⟨
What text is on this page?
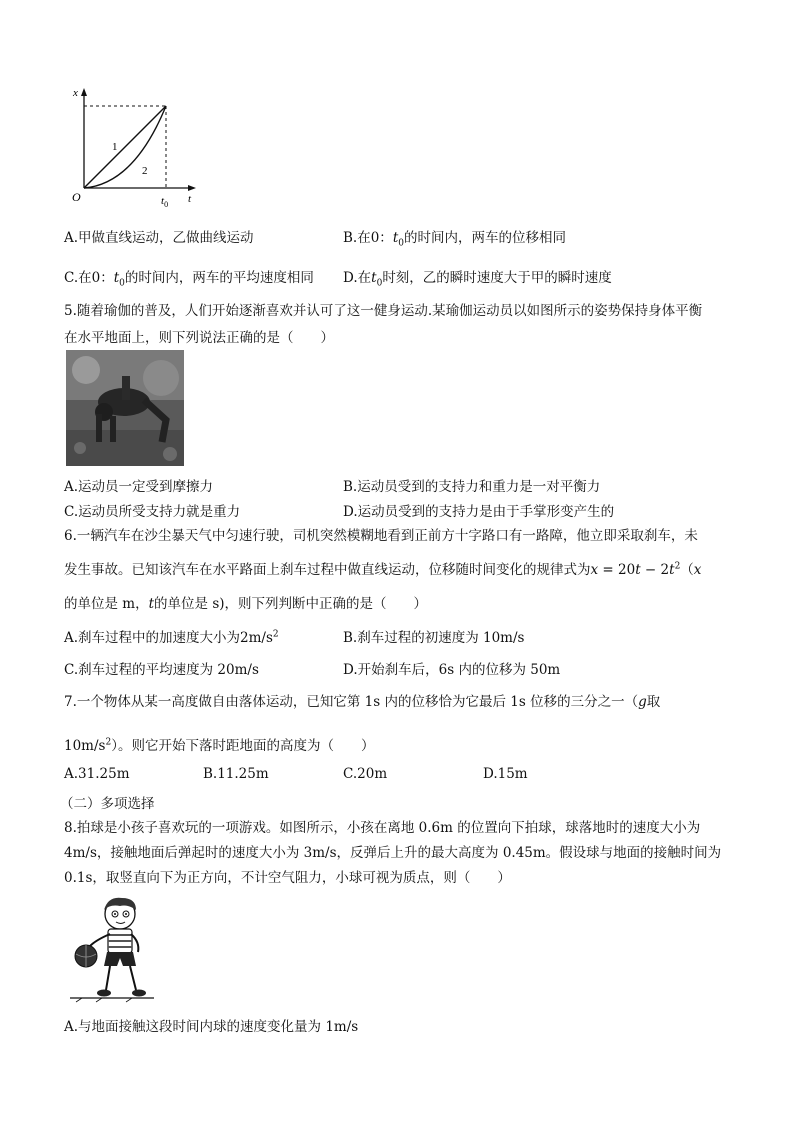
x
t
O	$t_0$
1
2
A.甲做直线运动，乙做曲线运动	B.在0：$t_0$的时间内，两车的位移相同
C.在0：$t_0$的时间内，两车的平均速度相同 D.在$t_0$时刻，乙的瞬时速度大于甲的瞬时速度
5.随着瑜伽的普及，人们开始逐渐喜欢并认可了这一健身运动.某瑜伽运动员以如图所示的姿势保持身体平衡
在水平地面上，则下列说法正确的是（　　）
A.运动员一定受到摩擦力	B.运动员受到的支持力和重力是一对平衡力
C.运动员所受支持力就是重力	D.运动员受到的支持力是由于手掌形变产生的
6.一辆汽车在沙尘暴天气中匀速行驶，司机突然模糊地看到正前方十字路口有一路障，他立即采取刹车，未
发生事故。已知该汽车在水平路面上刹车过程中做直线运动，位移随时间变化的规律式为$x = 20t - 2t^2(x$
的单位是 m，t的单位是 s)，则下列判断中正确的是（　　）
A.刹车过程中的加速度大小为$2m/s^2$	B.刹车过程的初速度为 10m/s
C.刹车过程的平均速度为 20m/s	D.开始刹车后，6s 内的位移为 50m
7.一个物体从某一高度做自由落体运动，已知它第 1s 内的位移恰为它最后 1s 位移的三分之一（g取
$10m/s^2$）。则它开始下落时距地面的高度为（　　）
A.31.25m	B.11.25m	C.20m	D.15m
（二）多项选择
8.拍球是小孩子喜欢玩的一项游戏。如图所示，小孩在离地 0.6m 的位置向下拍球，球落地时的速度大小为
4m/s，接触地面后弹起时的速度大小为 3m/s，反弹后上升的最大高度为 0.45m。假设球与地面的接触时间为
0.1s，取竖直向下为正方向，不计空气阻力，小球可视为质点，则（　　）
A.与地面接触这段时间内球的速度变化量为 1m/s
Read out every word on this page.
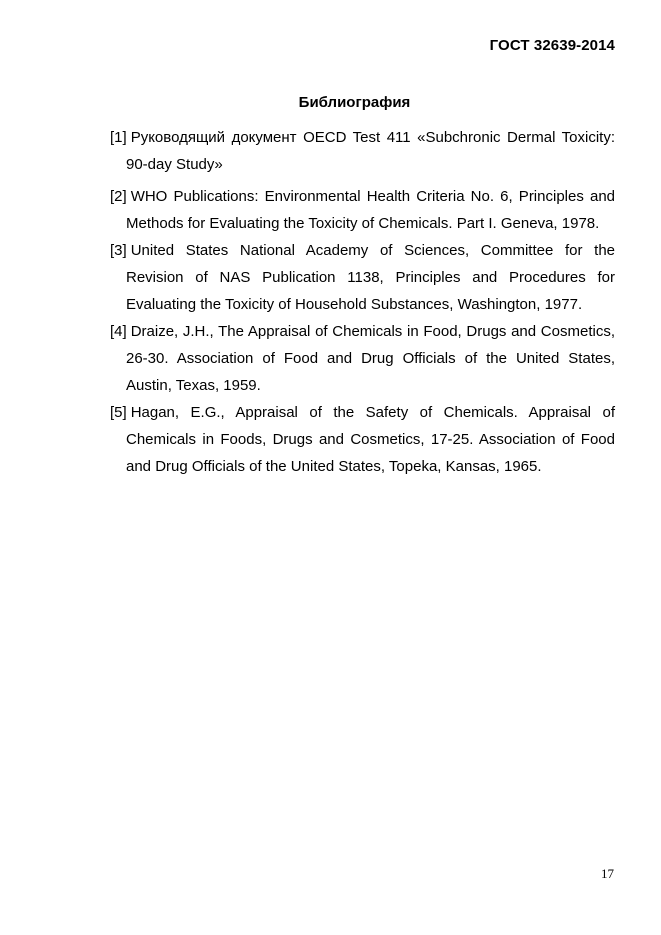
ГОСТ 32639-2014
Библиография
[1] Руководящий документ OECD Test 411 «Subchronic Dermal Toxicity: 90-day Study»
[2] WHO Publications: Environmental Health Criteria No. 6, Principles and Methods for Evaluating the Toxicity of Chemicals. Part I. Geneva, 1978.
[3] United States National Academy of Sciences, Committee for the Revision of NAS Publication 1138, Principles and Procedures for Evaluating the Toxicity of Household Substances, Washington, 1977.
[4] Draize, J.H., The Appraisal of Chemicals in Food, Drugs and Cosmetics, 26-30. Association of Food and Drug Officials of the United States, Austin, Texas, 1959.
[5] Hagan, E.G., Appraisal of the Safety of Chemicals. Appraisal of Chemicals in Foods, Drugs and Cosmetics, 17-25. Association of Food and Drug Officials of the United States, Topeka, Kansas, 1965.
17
⟩
## Problem to solve
Print the complete listing exactly, apart from any pictures.

## Complete answer
What text is on this page?
x
t
O	$t_0$
1
2
A.甲做直线运动，乙做曲线运动	B.在0：$t_0$的时间内，两车的位移相同
C.在0：$t_0$的时间内，两车的平均速度相同 D.在$t_0$时刻，乙的瞬时速度大于甲的瞬时速度
5.随着瑜伽的普及，人们开始逐渐喜欢并认可了这一健身运动.某瑜伽运动员以如图所示的姿势保持身体平衡
在水平地面上，则下列说法正确的是（　　）
A.运动员一定受到摩擦力	B.运动员受到的支持力和重力是一对平衡力
C.运动员所受支持力就是重力	D.运动员受到的支持力是由于手掌形变产生的
6.一辆汽车在沙尘暴天气中匀速行驶，司机突然模糊地看到正前方十字路口有一路障，他立即采取刹车，未
发生事故。已知该汽车在水平路面上刹车过程中做直线运动，位移随时间变化的规律式为$x = 20t - 2t^2(x$
的单位是 m，t的单位是 s)，则下列判断中正确的是（　　）
A.刹车过程中的加速度大小为$2m/s^2$	B.刹车过程的初速度为 10m/s
C.刹车过程的平均速度为 20m/s	D.开始刹车后，6s 内的位移为 50m
7.一个物体从某一高度做自由落体运动，已知它第 1s 内的位移恰为它最后 1s 位移的三分之一（g取
$10m/s^2$）。则它开始下落时距地面的高度为（　　）
A.31.25m	B.11.25m	C.20m	D.15m
（二）多项选择
8.拍球是小孩子喜欢玩的一项游戏。如图所示，小孩在离地 0.6m 的位置向下拍球，球落地时的速度大小为
4m/s，接触地面后弹起时的速度大小为 3m/s，反弹后上升的最大高度为 0.45m。假设球与地面的接触时间为
0.1s，取竖直向下为正方向，不计空气阻力，小球可视为质点，则（　　）
A.与地面接触这段时间内球的速度变化量为 1m/s
Read out every word on this page.
ГОСТ 32639-2014
Библиография
[1] Руководящий документ OECD Test 411 «Subchronic Dermal Toxicity: 90-day Study»
[2] WHO Publications: Environmental Health Criteria No. 6, Principles and Methods for Evaluating the Toxicity of Chemicals. Part I. Geneva, 1978.
[3] United States National Academy of Sciences, Committee for the Revision of NAS Publication 1138, Principles and Procedures for Evaluating the Toxicity of Household Substances, Washington, 1977.
[4] Draize, J.H., The Appraisal of Chemicals in Food, Drugs and Cosmetics, 26-30. Association of Food and Drug Officials of the United States, Austin, Texas, 1959.
[5] Hagan, E.G., Appraisal of the Safety of Chemicals. Appraisal of Chemicals in Foods, Drugs and Cosmetics, 17-25. Association of Food and Drug Officials of the United States, Topeka, Kansas, 1965.
17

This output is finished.